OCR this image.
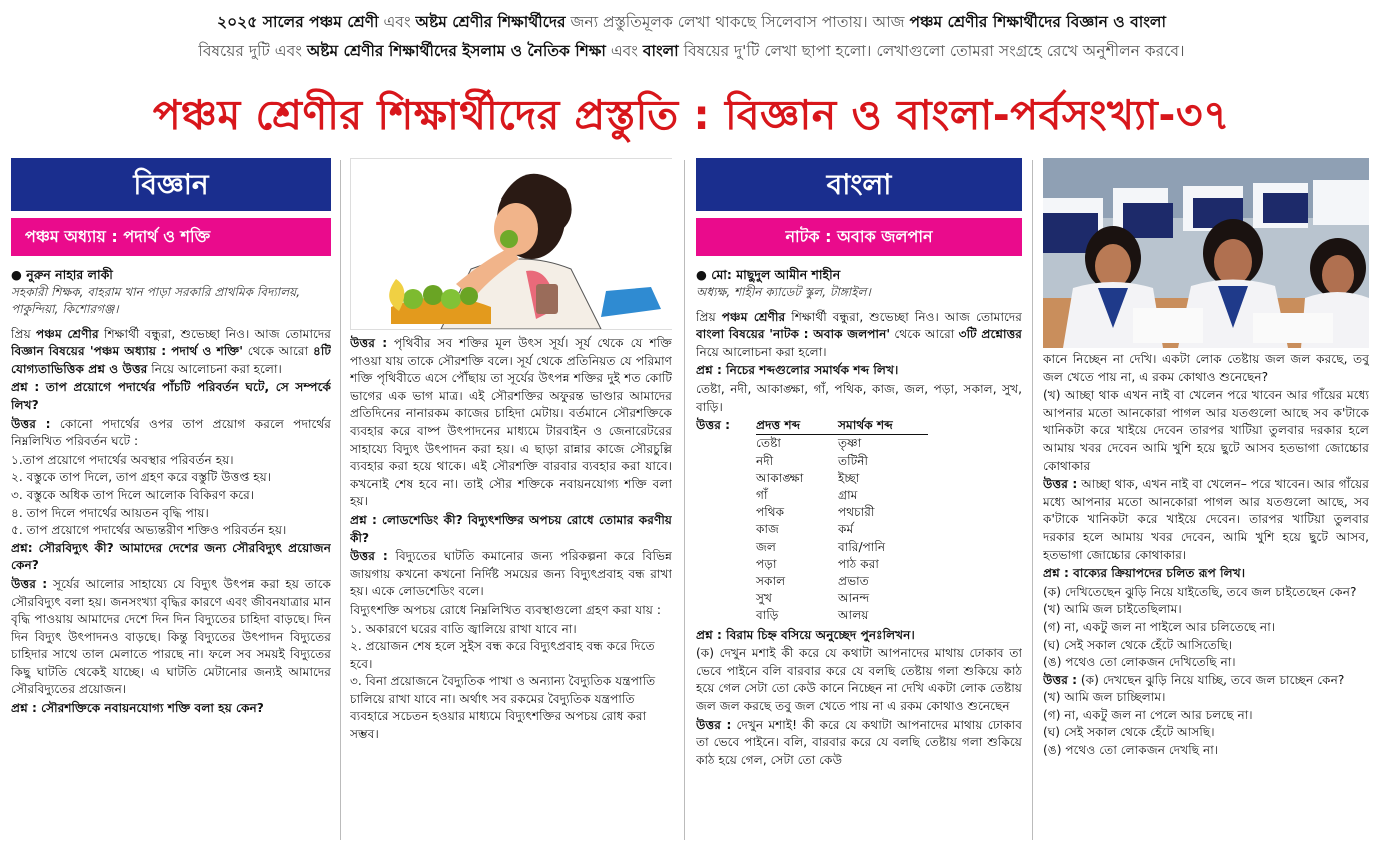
২০২৫ সালের পঞ্চম শ্রেণী এবং অষ্টম শ্রেণীর শিক্ষার্থীদের জন্য প্রস্তুতিমূলক লেখা থাকছে সিলেবাস পাতায়। আজ পঞ্চম শ্রেণীর শিক্ষার্থীদের বিজ্ঞান ও বাংলা
বিষয়ের দুটি এবং অষ্টম শ্রেণীর শিক্ষার্থীদের ইসলাম ও নৈতিক শিক্ষা এবং বাংলা বিষয়ের দু'টি লেখা ছাপা হলো। লেখাগুলো তোমরা সংগ্রহে রেখে অনুশীলন করবে।
পঞ্চম শ্রেণীর শিক্ষার্থীদের প্রস্তুতি : বিজ্ঞান ও বাংলা-পর্বসংখ্যা-৩৭
বিজ্ঞান
পঞ্চম অধ্যায় : পদার্থ ও শক্তি
● নুরুন নাহার লাকী
সহকারী শিক্ষক, বাহরাম খান পাড়া সরকারি প্রাথমিক বিদ্যালয়, পাকুন্দিয়া, কিশোরগঞ্জ।

প্রিয় পঞ্চম শ্রেণীর শিক্ষার্থী বন্ধুরা, শুভেচ্ছা নিও। আজ তোমাদের বিজ্ঞান বিষয়ের 'পঞ্চম অধ্যায় : পদার্থ ও শক্তি' থেকে আরো ৪টি যোগ্যতাভিত্তিক প্রশ্ন ও উত্তর নিয়ে আলোচনা করা হলো।

প্রশ্ন : তাপ প্রয়োগে পদার্থের পাঁচটি পরিবর্তন ঘটে, সে সম্পর্কে লিখ?

উত্তর : কোনো পদার্থের ওপর তাপ প্রয়োগ করলে পদার্থের নিম্নলিখিত পরিবর্তন ঘটে :

১.তাপ প্রয়োগে পদার্থের অবস্থার পরিবর্তন হয়।
২. বস্তুকে তাপ দিলে, তাপ গ্রহণ করে বস্তুটি উত্তপ্ত হয়।
৩. বস্তুকে অধিক তাপ দিলে আলোক বিকিরণ করে।
৪. তাপ দিলে পদার্থের আয়তন বৃদ্ধি পায়।
৫. তাপ প্রয়োগে পদার্থের অভ্যন্তরীণ শক্তিও পরিবর্তন হয়।

প্রশ্ন: সৌরবিদ্যুৎ কী? আমাদের দেশের জন্য সৌরবিদ্যুৎ প্রয়োজন কেন?

উত্তর : সূর্যের আলোর সাহায্যে যে বিদ্যুৎ উৎপন্ন করা হয় তাকে সৌরবিদ্যুৎ বলা হয়। জনসংখ্যা বৃদ্ধির কারণে এবং জীবনযাত্রার মান বৃদ্ধি পাওয়ায় আমাদের দেশে দিন দিন বিদ্যুতের চাহিদা বাড়ছে। দিন দিন বিদ্যুৎ উৎপাদনও বাড়ছে। কিন্তু বিদ্যুতের উৎপাদন বিদ্যুতের চাহিদার সাথে তাল মেলাতে পারছে না। ফলে সব সময়ই বিদ্যুতের কিছু ঘাটতি থেকেই যাচ্ছে। এ ঘাটতি মেটানোর জন্যই আমাদের সৌরবিদ্যুতের প্রয়োজন।

প্রশ্ন : সৌরশক্তিকে নবায়নযোগ্য শক্তি বলা হয় কেন?

উত্তর : পৃথিবীর সব শক্তির মূল উৎস সূর্য। সূর্য থেকে যে শক্তি পাওয়া যায় তাকে সৌরশক্তি বলে। সূর্য থেকে প্রতিনিয়ত যে পরিমাণ শক্তি পৃথিবীতে এসে পৌঁছায় তা সূর্যের উৎপন্ন শক্তির দুই শত কোটি ভাগের এক ভাগ মাত্র। এই সৌরশক্তির অফুরন্ত ভাণ্ডার আমাদের প্রতিদিনের নানারকম কাজের চাহিদা মেটায়। বর্তমানে সৌরশক্তিকে ব্যবহার করে বাষ্প উৎপাদনের মাধ্যমে টারবাইন ও জেনারেটরের সাহায্যে বিদ্যুৎ উৎপাদন করা হয়। এ ছাড়া রান্নার কাজে সৌরচুল্লি ব্যবহার করা হয়ে থাকে। এই সৌরশক্তি বারবার ব্যবহার করা যাবে। কখনোই শেষ হবে না। তাই সৌর শক্তিকে নবায়নযোগ্য শক্তি বলা হয়।

প্রশ্ন : লোডশেডিং কী? বিদ্যুৎশক্তির অপচয় রোধে তোমার করণীয় কী?

উত্তর : বিদ্যুতের ঘাটতি কমানোর জন্য পরিকল্পনা করে বিভিন্ন জায়গায় কখনো কখনো নির্দিষ্ট সময়ের জন্য বিদ্যুৎপ্রবাহ বন্ধ রাখা হয়। একে লোডশেডিং বলে।

বিদ্যুৎশক্তি অপচয় রোধে নিম্নলিখিত ব্যবস্থাগুলো গ্রহণ করা যায় :

১. অকারণে ঘরের বাতি জ্বালিয়ে রাখা যাবে না।
২. প্রয়োজন শেষ হলে সুইস বন্ধ করে বিদ্যুৎপ্রবাহ বন্ধ করে দিতে হবে।
৩. বিনা প্রয়োজনে বৈদ্যুতিক পাখা ও অন্যান্য বৈদ্যুতিক যন্ত্রপাতি চালিয়ে রাখা যাবে না। অর্থাৎ সব রকমের বৈদ্যুতিক যন্ত্রপাতি ব্যবহারে সচেতন হওয়ার মাধ্যমে বিদ্যুৎশক্তির অপচয় রোধ করা সম্ভব।
বাংলা
নাটক : অবাক জলপান
● মো: মাছুদুল আমীন শাহীন
অধ্যক্ষ, শাহীন ক্যাডেট স্কুল, টাঙ্গাইল।

প্রিয় পঞ্চম শ্রেণীর শিক্ষার্থী বন্ধুরা, শুভেচ্ছা নিও। আজ তোমাদের বাংলা বিষয়ের 'নাটক : অবাক জলপান' থেকে আরো ৩টি প্রশ্নোত্তর নিয়ে আলোচনা করা হলো।

প্রশ্ন : নিচের শব্দগুলোর সমার্থক শব্দ লিখ।

তেষ্টা, নদী, আকাঙ্ক্ষা, গাঁ, পথিক, কাজ, জল, পড়া, সকাল, সুখ, বাড়ি।

উত্তর :	প্রদত্ত শব্দ	সমার্থক শব্দ
	তেষ্টা	তৃষ্ণা
	নদী	তটিনী
	আকাঙ্ক্ষা	ইচ্ছা
	গাঁ	গ্রাম
	পথিক	পথচারী
	কাজ	কর্ম
	জল	বারি/পানি
	পড়া	পাঠ করা
	সকাল	প্রভাত
	সুখ	আনন্দ
	বাড়ি	আলয়

প্রশ্ন : বিরাম চিহ্ন বসিয়ে অনুচ্ছেদ পুনঃলিখন।

(ক) দেখুন মশাই কী করে যে কথাটা আপনাদের মাথায় ঢোকাব তা ভেবে পাইনে বলি বারবার করে যে বলছি তেষ্টায় গলা শুকিয়ে কাঠ হয়ে গেল সেটা তো কেউ কানে নিচ্ছেন না দেখি একটা লোক তেষ্টায় জল জল করছে তবু জল খেতে পায় না এ রকম কোথাও শুনেছেন

উত্তর : দেখুন মশাই! কী করে যে কথাটা আপনাদের মাথায় ঢোকাব তা ভেবে পাইনে। বলি, বারবার করে যে বলছি তেষ্টায় গলা শুকিয়ে কাঠ হয়ে গেল, সেটা তো কেউ

কানে নিচ্ছেন না দেখি। একটা লোক তেষ্টায় জল জল করছে, তবু জল খেতে পায় না, এ রকম কোথাও শুনেছেন?

(খ) আচ্ছা থাক এখন নাই বা খেলেন পরে খাবেন আর গাঁয়ের মধ্যে আপনার মতো আনকোরা পাগল আর যতগুলো আছে সব ক'টাকে খানিকটা করে খাইয়ে দেবেন তারপর খাটিয়া তুলবার দরকার হলে আমায় খবর দেবেন আমি খুশি হয়ে ছুটে আসব হতভাগা জোচ্চোর কোথাকার

উত্তর : আচ্ছা থাক, এখন নাই বা খেলেন– পরে খাবেন। আর গাঁয়ের মধ্যে আপনার মতো আনকোরা পাগল আর যতগুলো আছে, সব ক'টাকে খানিকটা করে খাইয়ে দেবেন। তারপর খাটিয়া তুলবার দরকার হলে আমায় খবর দেবেন, আমি খুশি হয়ে ছুটে আসব, হতভাগা জোচ্চোর কোথাকার।

প্রশ্ন : বাক্যের ক্রিয়াপদের চলিত রূপ লিখ।

(ক) দেখিতেছেন ঝুড়ি নিয়ে যাইতেছি, তবে জল চাইতেছেন কেন?
(খ) আমি জল চাইতেছিলাম।
(গ) না, একটু জল না পাইলে আর চলিতেছে না।
(ঘ) সেই সকাল থেকে হেঁটে আসিতেছি।
(ঙ) পথেও তো লোকজন দেখিতেছি না।
উত্তর : (ক) দেখছেন ঝুড়ি নিয়ে যাচ্ছি, তবে জল চাচ্ছেন কেন?
(খ) আমি জল চাচ্ছিলাম।
(গ) না, একটু জল না পেলে আর চলছে না।
(ঘ) সেই সকাল থেকে হেঁটে আসছি।
(ঙ) পথেও তো লোকজন দেখছি না।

····················

*AIM OF THE TASK*
Where a line above contains the word "অপচয", copy that line.

*TASK OUTPUT*
প্রশ্ন : লোডশেডিং কী? বিদ্যুৎশক্তির অপচয় রোধে তোমার করণীয় কী?
বিদ্যুৎশক্তি অপচয় রোধে নিম্নলিখিত ব্যবস্থাগুলো গ্রহণ করা যায় :
৩. বিনা প্রয়োজনে বৈদ্যুতিক পাখা ও অন্যান্য বৈদ্যুতিক যন্ত্রপাতি চালিয়ে রাখা যাবে না। অর্থাৎ সব রকমের বৈদ্যুতিক যন্ত্রপাতি ব্যবহারে সচেতন হওয়ার মাধ্যমে বিদ্যুৎশক্তির অপচয় রোধ করা সম্ভব।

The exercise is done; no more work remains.